TASK DETAILS: Give the number of lines that contain the string "User", and nothing else.

##### RECORDS SUPPLIED

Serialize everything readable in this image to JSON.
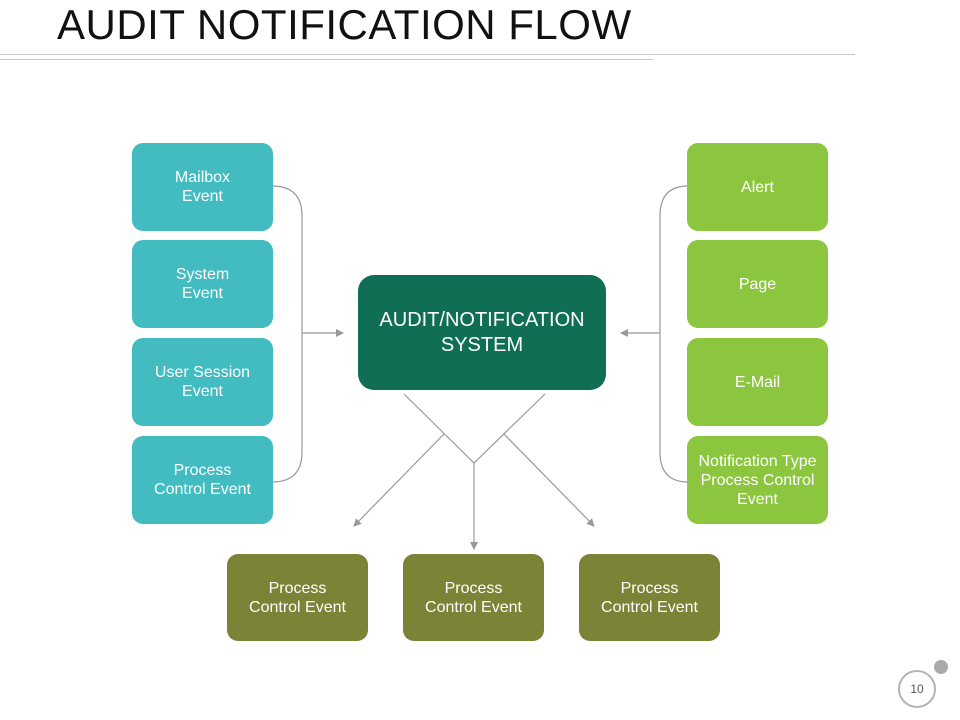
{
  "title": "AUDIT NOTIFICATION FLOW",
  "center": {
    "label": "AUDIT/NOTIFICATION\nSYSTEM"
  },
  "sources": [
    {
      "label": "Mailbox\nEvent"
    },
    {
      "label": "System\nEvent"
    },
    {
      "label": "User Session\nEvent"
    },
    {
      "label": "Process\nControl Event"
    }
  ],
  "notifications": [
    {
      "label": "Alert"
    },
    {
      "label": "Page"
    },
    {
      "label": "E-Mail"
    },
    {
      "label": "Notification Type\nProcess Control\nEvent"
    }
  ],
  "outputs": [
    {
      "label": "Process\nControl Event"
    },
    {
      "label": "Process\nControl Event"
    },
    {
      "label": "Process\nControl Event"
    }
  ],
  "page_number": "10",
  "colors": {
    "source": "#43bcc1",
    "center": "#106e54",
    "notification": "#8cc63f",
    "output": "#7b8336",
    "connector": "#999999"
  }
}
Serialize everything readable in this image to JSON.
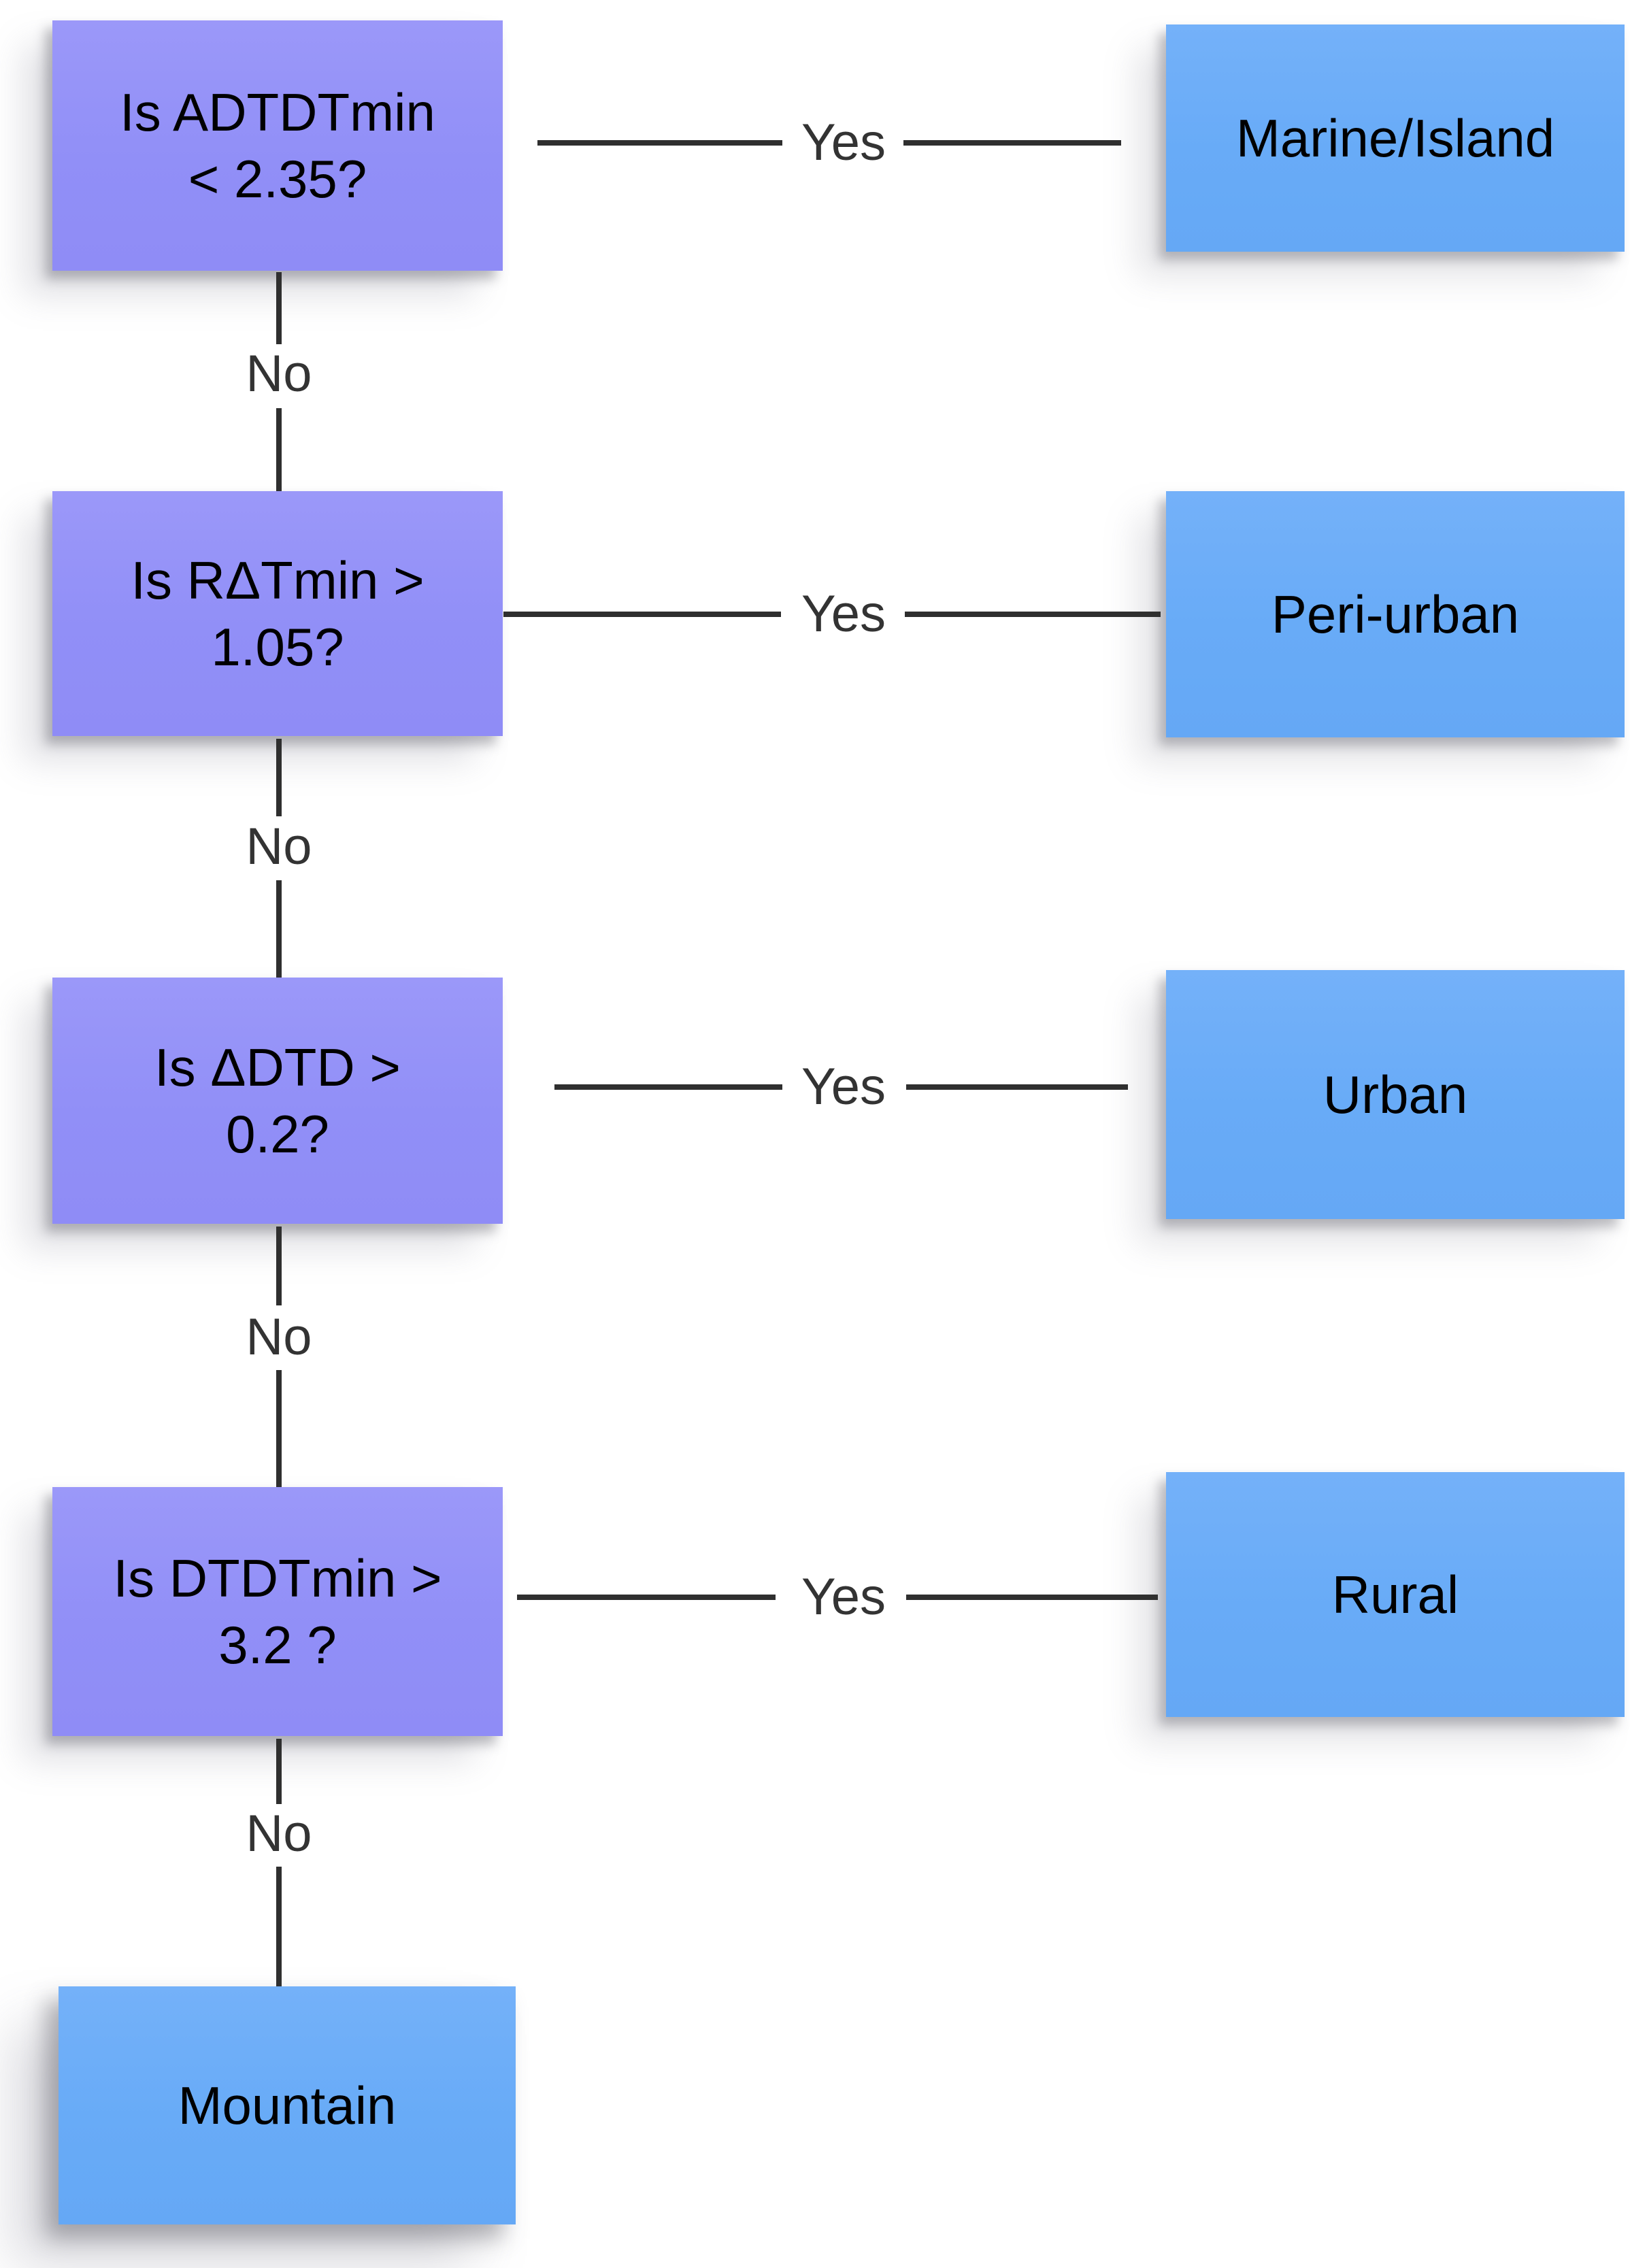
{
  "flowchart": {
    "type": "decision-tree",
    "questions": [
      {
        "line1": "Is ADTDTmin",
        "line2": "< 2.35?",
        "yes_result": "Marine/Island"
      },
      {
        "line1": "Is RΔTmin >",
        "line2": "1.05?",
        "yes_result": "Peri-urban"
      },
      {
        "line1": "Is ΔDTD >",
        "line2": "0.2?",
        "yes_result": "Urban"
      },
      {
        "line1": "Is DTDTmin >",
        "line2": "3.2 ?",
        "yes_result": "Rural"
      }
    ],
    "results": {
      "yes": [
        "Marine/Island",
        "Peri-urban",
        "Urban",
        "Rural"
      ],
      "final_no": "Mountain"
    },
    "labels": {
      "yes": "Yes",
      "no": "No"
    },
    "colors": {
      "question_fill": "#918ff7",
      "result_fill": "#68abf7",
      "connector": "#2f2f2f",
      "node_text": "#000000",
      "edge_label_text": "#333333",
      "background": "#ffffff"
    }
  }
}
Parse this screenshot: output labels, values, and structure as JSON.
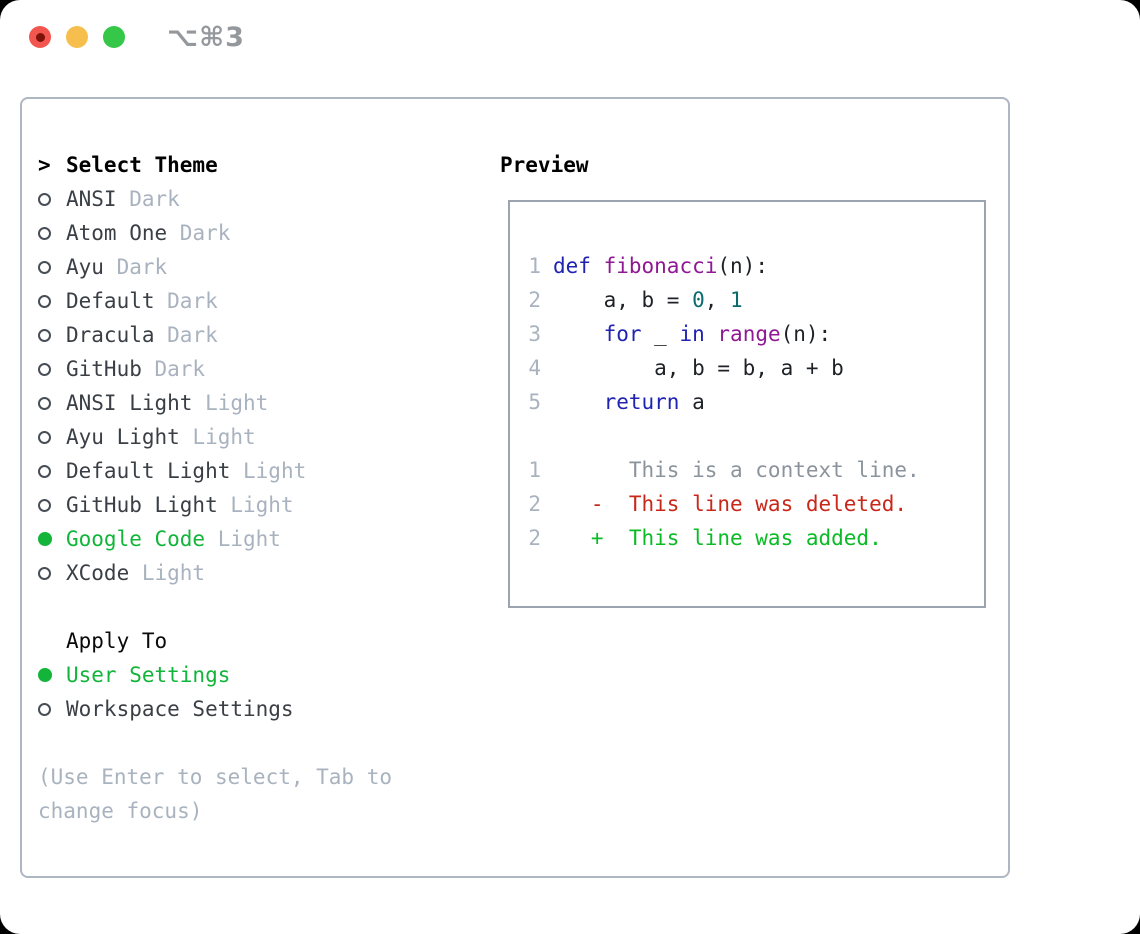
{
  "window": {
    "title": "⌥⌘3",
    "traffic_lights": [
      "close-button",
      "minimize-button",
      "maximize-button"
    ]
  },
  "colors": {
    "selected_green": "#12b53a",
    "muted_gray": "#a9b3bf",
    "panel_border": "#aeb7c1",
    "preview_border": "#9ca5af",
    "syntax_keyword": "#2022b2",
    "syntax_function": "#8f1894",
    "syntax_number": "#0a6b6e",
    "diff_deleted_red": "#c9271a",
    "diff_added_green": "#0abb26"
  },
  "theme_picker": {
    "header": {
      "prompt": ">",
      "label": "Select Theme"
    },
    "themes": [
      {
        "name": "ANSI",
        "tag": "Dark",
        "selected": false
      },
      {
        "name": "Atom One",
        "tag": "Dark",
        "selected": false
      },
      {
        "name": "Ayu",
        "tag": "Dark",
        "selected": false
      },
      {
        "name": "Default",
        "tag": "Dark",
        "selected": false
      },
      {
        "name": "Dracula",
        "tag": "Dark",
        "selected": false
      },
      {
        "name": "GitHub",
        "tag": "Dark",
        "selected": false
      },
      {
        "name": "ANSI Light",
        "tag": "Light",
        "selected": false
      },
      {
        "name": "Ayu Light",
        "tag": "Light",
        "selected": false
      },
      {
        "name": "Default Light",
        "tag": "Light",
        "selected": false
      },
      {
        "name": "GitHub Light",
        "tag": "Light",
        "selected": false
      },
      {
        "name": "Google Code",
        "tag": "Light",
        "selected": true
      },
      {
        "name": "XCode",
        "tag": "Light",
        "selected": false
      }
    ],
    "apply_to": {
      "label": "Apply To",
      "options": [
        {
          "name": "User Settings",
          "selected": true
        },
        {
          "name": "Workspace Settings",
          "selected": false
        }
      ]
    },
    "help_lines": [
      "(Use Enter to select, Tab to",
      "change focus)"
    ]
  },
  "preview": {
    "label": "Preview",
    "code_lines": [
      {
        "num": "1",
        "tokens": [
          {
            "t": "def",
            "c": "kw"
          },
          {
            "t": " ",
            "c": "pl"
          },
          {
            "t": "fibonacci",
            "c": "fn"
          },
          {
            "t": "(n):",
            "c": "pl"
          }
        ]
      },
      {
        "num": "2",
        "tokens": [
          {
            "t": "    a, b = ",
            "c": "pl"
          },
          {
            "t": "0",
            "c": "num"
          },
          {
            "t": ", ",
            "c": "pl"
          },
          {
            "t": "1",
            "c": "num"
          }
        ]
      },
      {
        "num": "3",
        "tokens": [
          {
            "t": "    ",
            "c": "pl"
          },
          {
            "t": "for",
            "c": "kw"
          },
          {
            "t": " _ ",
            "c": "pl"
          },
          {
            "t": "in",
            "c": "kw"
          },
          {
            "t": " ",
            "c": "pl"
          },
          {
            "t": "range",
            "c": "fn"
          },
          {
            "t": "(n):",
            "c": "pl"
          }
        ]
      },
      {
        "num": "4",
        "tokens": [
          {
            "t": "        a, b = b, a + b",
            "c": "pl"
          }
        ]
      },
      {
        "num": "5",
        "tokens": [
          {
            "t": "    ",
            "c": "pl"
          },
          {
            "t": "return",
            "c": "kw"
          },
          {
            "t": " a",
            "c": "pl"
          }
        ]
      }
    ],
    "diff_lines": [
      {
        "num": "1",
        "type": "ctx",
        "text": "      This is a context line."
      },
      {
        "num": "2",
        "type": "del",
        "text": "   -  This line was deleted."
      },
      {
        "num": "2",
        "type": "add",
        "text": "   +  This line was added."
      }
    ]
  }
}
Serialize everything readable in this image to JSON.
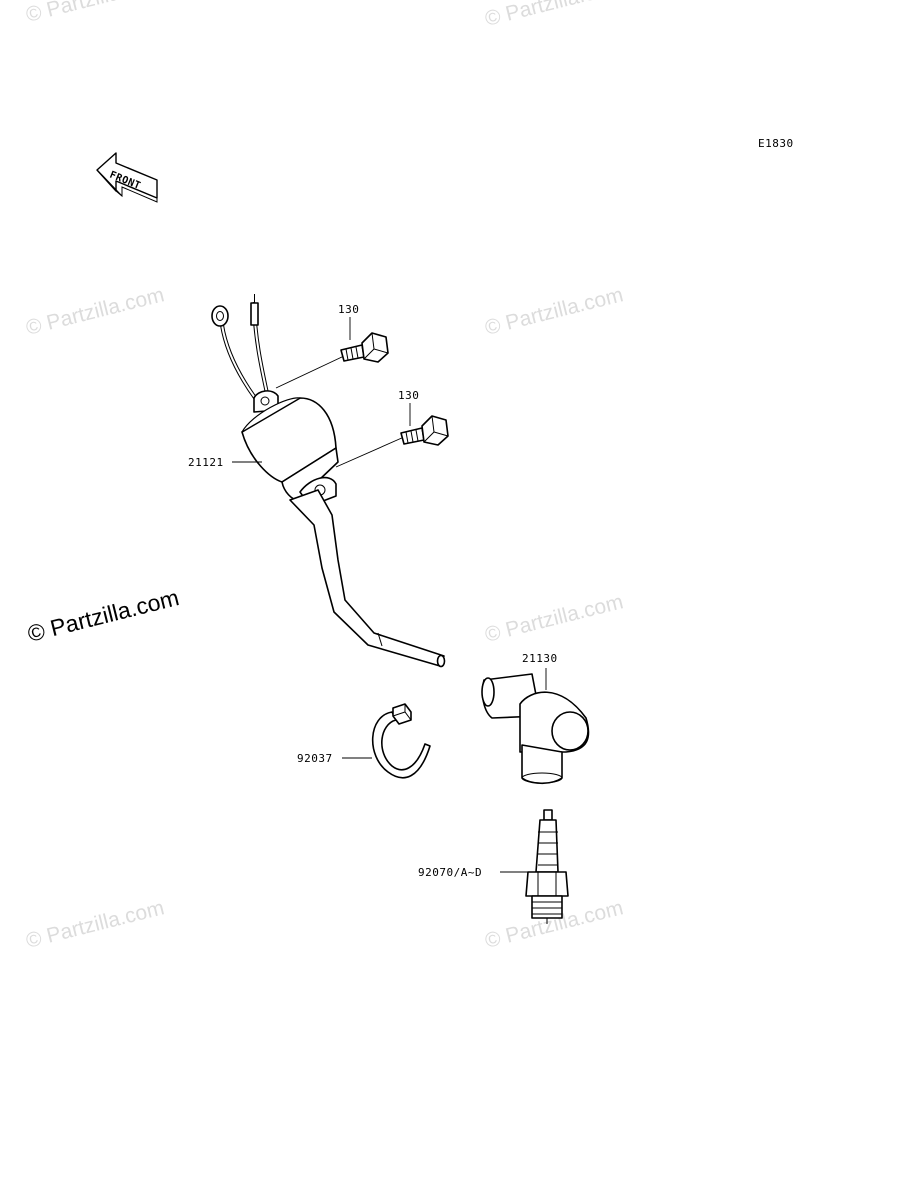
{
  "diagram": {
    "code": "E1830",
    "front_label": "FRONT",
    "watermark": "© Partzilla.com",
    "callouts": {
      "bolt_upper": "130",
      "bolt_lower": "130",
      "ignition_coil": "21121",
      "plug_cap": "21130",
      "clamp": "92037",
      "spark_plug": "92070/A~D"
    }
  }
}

##########

OUTPUT OF THE EXERCISE: 2